▶ Your objective: Which lines below hold the word "color"? Copy all of them.

▶ Extracted records:
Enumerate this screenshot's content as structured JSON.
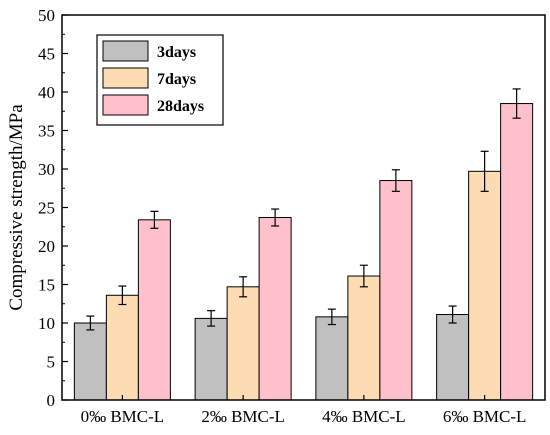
{
  "chart_data": {
    "type": "bar",
    "title": "",
    "xlabel": "",
    "ylabel": "Compressive strength/MPa",
    "ylim": [
      0,
      50
    ],
    "yticks": [
      0,
      5,
      10,
      15,
      20,
      25,
      30,
      35,
      40,
      45,
      50
    ],
    "categories": [
      "0‰ BMC-L",
      "2‰ BMC-L",
      "4‰ BMC-L",
      "6‰ BMC-L"
    ],
    "series": [
      {
        "name": "3days",
        "color": "#c0c0c0",
        "values": [
          10.0,
          10.6,
          10.8,
          11.1
        ],
        "errors": [
          0.9,
          1.0,
          1.0,
          1.1
        ]
      },
      {
        "name": "7days",
        "color": "#fddcb4",
        "values": [
          13.6,
          14.7,
          16.1,
          29.7
        ],
        "errors": [
          1.2,
          1.3,
          1.4,
          2.6
        ]
      },
      {
        "name": "28days",
        "color": "#ffc0cb",
        "values": [
          23.4,
          23.7,
          28.5,
          38.5
        ],
        "errors": [
          1.1,
          1.1,
          1.4,
          1.9
        ]
      }
    ],
    "grid": false,
    "legend_position": "top-left"
  }
}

▶ Answer to the problem:
        "color": "#c0c0c0",
        "color": "#fddcb4",
        "color": "#ffc0cb",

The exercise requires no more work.